• **Problem description**
Each entry below should be written out exactly as it is, with no pictures.

● ● ●

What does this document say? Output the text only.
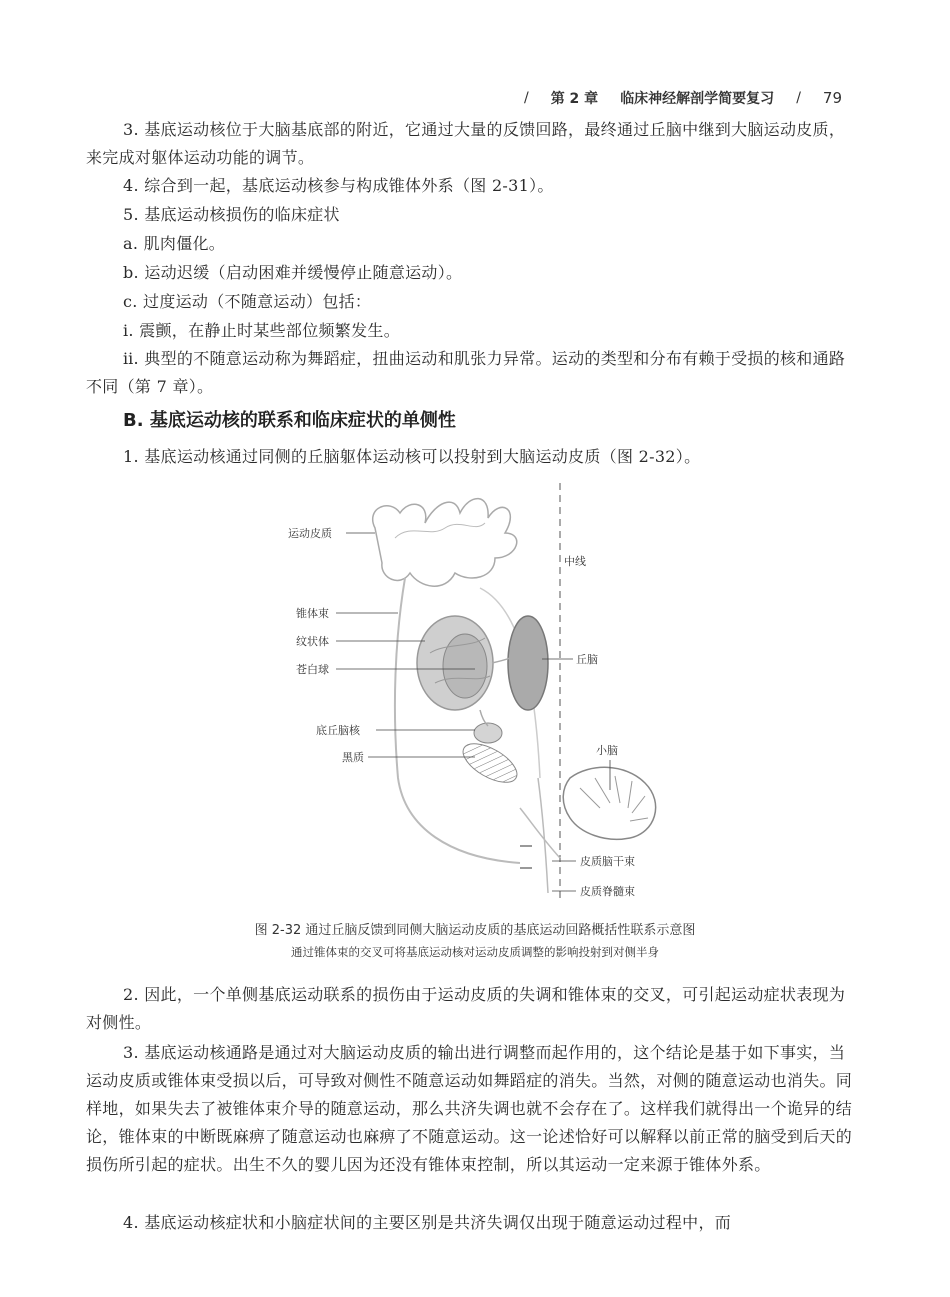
/ 第 2 章 临床神经解剖学简要复习 / 79
3. 基底运动核位于大脑基底部的附近，它通过大量的反馈回路，最终通过丘脑中继到大脑运动皮质，来完成对躯体运动功能的调节。
4. 综合到一起，基底运动核参与构成锥体外系（图 2-31）。
5. 基底运动核损伤的临床症状
a. 肌肉僵化。
b. 运动迟缓（启动困难并缓慢停止随意运动）。
c. 过度运动（不随意运动）包括：
ⅰ. 震颤，在静止时某些部位频繁发生。
ⅱ. 典型的不随意运动称为舞蹈症，扭曲运动和肌张力异常。运动的类型和分布有赖于受损的核和通路不同（第 7 章）。
B. 基底运动核的联系和临床症状的单侧性
1. 基底运动核通过同侧的丘脑躯体运动核可以投射到大脑运动皮质（图 2-32）。
运动皮质
中线
锥体束
纹状体
苍白球
丘脑
底丘脑核
黑质
小脑
皮质脑干束
皮质脊髓束
图 2-32 通过丘脑反馈到同侧大脑运动皮质的基底运动回路概括性联系示意图
通过锥体束的交叉可将基底运动核对运动皮质调整的影响投射到对侧半身
2. 因此，一个单侧基底运动联系的损伤由于运动皮质的失调和锥体束的交叉，可引起运动症状表现为对侧性。
3. 基底运动核通路是通过对大脑运动皮质的输出进行调整而起作用的，这个结论是基于如下事实，当运动皮质或锥体束受损以后，可导致对侧性不随意运动如舞蹈症的消失。当然，对侧的随意运动也消失。同样地，如果失去了被锥体束介导的随意运动，那么共济失调也就不会存在了。这样我们就得出一个诡异的结论，锥体束的中断既麻痹了随意运动也麻痹了不随意运动。这一论述恰好可以解释以前正常的脑受到后天的损伤所引起的症状。出生不久的婴儿因为还没有锥体束控制，所以其运动一定来源于锥体外系。
4. 基底运动核症状和小脑症状间的主要区别是共济失调仅出现于随意运动过程中，而
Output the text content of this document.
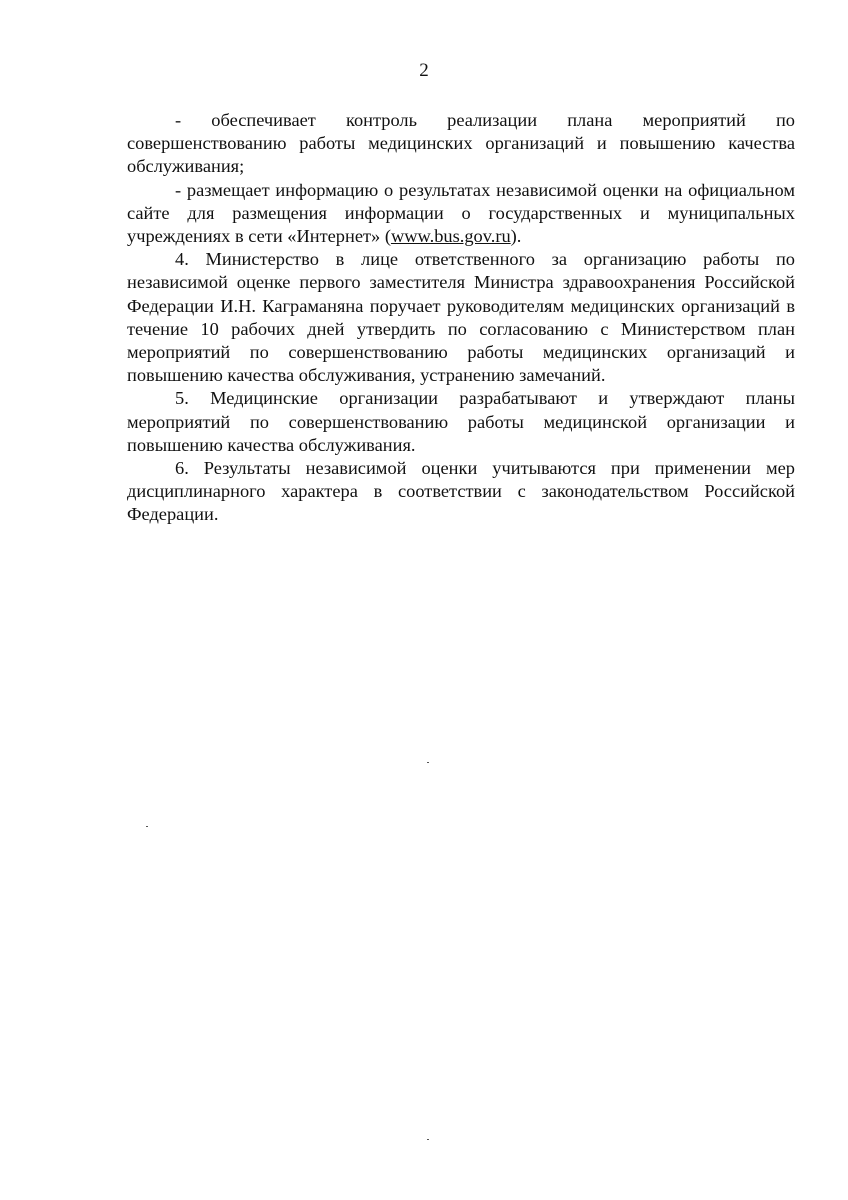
2

- обеспечивает контроль реализации плана мероприятий по совершенствованию работы медицинских организаций и повышению качества обслуживания;

- размещает информацию о результатах независимой оценки на официальном сайте для размещения информации о государственных и муниципальных учреждениях в сети «Интернет» (www.bus.gov.ru).

4. Министерство в лице ответственного за организацию работы по независимой оценке первого заместителя Министра здравоохранения Российской Федерации И.Н. Каграманяна поручает руководителям медицинских организаций в течение 10 рабочих дней утвердить по согласованию с Министерством план мероприятий по совершенствованию работы медицинских организаций и повышению качества обслуживания, устранению замечаний.

5. Медицинские организации разрабатывают и утверждают планы мероприятий по совершенствованию работы медицинской организации и повышению качества обслуживания.

6. Результаты независимой оценки учитываются при применении мер дисциплинарного характера в соответствии с законодательством Российской Федерации.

● ● ●

• **Result**
What does this document say? Output the text only.
/ 第 2 章 临床神经解剖学简要复习 / 79
3. 基底运动核位于大脑基底部的附近，它通过大量的反馈回路，最终通过丘脑中继到大脑运动皮质，来完成对躯体运动功能的调节。
4. 综合到一起，基底运动核参与构成锥体外系（图 2-31）。
5. 基底运动核损伤的临床症状
a. 肌肉僵化。
b. 运动迟缓（启动困难并缓慢停止随意运动）。
c. 过度运动（不随意运动）包括：
ⅰ. 震颤，在静止时某些部位频繁发生。
ⅱ. 典型的不随意运动称为舞蹈症，扭曲运动和肌张力异常。运动的类型和分布有赖于受损的核和通路不同（第 7 章）。
B. 基底运动核的联系和临床症状的单侧性
1. 基底运动核通过同侧的丘脑躯体运动核可以投射到大脑运动皮质（图 2-32）。
运动皮质
中线
锥体束
纹状体
苍白球
丘脑
底丘脑核
黑质
小脑
皮质脑干束
皮质脊髓束
图 2-32 通过丘脑反馈到同侧大脑运动皮质的基底运动回路概括性联系示意图
通过锥体束的交叉可将基底运动核对运动皮质调整的影响投射到对侧半身
2. 因此，一个单侧基底运动联系的损伤由于运动皮质的失调和锥体束的交叉，可引起运动症状表现为对侧性。
3. 基底运动核通路是通过对大脑运动皮质的输出进行调整而起作用的，这个结论是基于如下事实，当运动皮质或锥体束受损以后，可导致对侧性不随意运动如舞蹈症的消失。当然，对侧的随意运动也消失。同样地，如果失去了被锥体束介导的随意运动，那么共济失调也就不会存在了。这样我们就得出一个诡异的结论，锥体束的中断既麻痹了随意运动也麻痹了不随意运动。这一论述恰好可以解释以前正常的脑受到后天的损伤所引起的症状。出生不久的婴儿因为还没有锥体束控制，所以其运动一定来源于锥体外系。
4. 基底运动核症状和小脑症状间的主要区别是共济失调仅出现于随意运动过程中，而
Output the text content of this document.
2

- обеспечивает контроль реализации плана мероприятий по совершенствованию работы медицинских организаций и повышению качества обслуживания;

- размещает информацию о результатах независимой оценки на официальном сайте для размещения информации о государственных и муниципальных учреждениях в сети «Интернет» (www.bus.gov.ru).

4. Министерство в лице ответственного за организацию работы по независимой оценке первого заместителя Министра здравоохранения Российской Федерации И.Н. Каграманяна поручает руководителям медицинских организаций в течение 10 рабочих дней утвердить по согласованию с Министерством план мероприятий по совершенствованию работы медицинских организаций и повышению качества обслуживания, устранению замечаний.

5. Медицинские организации разрабатывают и утверждают планы мероприятий по совершенствованию работы медицинской организации и повышению качества обслуживания.

6. Результаты независимой оценки учитываются при применении мер дисциплинарного характера в соответствии с законодательством Российской Федерации.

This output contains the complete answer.